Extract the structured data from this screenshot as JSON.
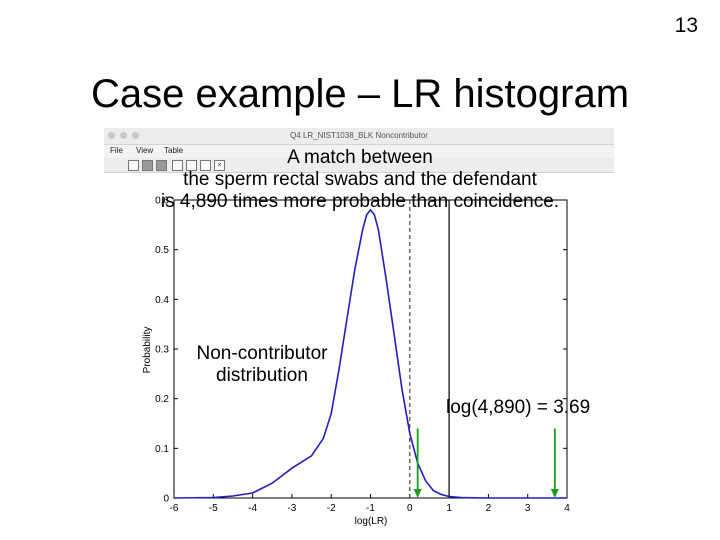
{
  "slide": {
    "number": "13",
    "title": "Case example – LR histogram"
  },
  "window": {
    "title": "Q4 LR_NIST1038_BLK Noncontributor",
    "menus": [
      "File",
      "View",
      "Table"
    ],
    "toolbar_icons": [
      "new-file-icon",
      "open-icon",
      "save-icon",
      "print-icon",
      "zoom-icon",
      "pan-icon",
      "close-icon"
    ]
  },
  "annotations": {
    "match_line1": "A match between",
    "match_line2": "the sperm rectal swabs and the defendant",
    "match_line3": "is 4,890 times more probable than coincidence.",
    "noncontrib_line1": "Non-contributor",
    "noncontrib_line2": "distribution",
    "log_value": "log(4,890) = 3.69"
  },
  "chart_data": {
    "type": "line",
    "xlabel": "log(LR)",
    "ylabel": "Probability",
    "xlim": [
      -6,
      4
    ],
    "ylim": [
      0,
      0.6
    ],
    "x_ticks": [
      -6,
      -5,
      -4,
      -3,
      -2,
      -1,
      0,
      1,
      2,
      3,
      4
    ],
    "y_ticks": [
      0,
      0.1,
      0.2,
      0.3,
      0.4,
      0.5,
      0.6
    ],
    "y_tick_labels": [
      "0",
      "0.1",
      "0.2",
      "0.3",
      "0.4",
      "0.5",
      "0.6"
    ],
    "top_partial_tick": "0.6",
    "series": [
      {
        "x": [
          -6,
          -5,
          -4.5,
          -4,
          -3.5,
          -3,
          -2.8,
          -2.5,
          -2.2,
          -2,
          -1.8,
          -1.6,
          -1.4,
          -1.2,
          -1.1,
          -1,
          -0.9,
          -0.8,
          -0.6,
          -0.4,
          -0.2,
          0,
          0.2,
          0.4,
          0.6,
          0.8,
          1,
          1.3,
          1.6,
          2,
          3,
          4
        ],
        "y": [
          0,
          0.001,
          0.004,
          0.01,
          0.03,
          0.06,
          0.07,
          0.085,
          0.12,
          0.17,
          0.26,
          0.36,
          0.46,
          0.54,
          0.57,
          0.58,
          0.57,
          0.54,
          0.44,
          0.33,
          0.22,
          0.13,
          0.07,
          0.035,
          0.015,
          0.007,
          0.003,
          0.001,
          0.0005,
          0,
          0,
          0
        ],
        "color": "#1f1fbf"
      }
    ],
    "reference_lines": [
      {
        "x": 0,
        "style": "dashed",
        "color": "#444444"
      },
      {
        "x": 1,
        "style": "solid",
        "color": "#000000"
      }
    ],
    "arrows": [
      {
        "x": 0.2,
        "color": "#1a9e1a"
      },
      {
        "x": 3.69,
        "color": "#1a9e1a"
      }
    ]
  }
}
•••
§ **AIM**
Each line with the string "title" in it needs to be found and copied.

§ **FINAL ANSWER**
    "title": "Case example – LR histogram"
    "title": "Q4 LR_NIST1038_BLK Noncontributor",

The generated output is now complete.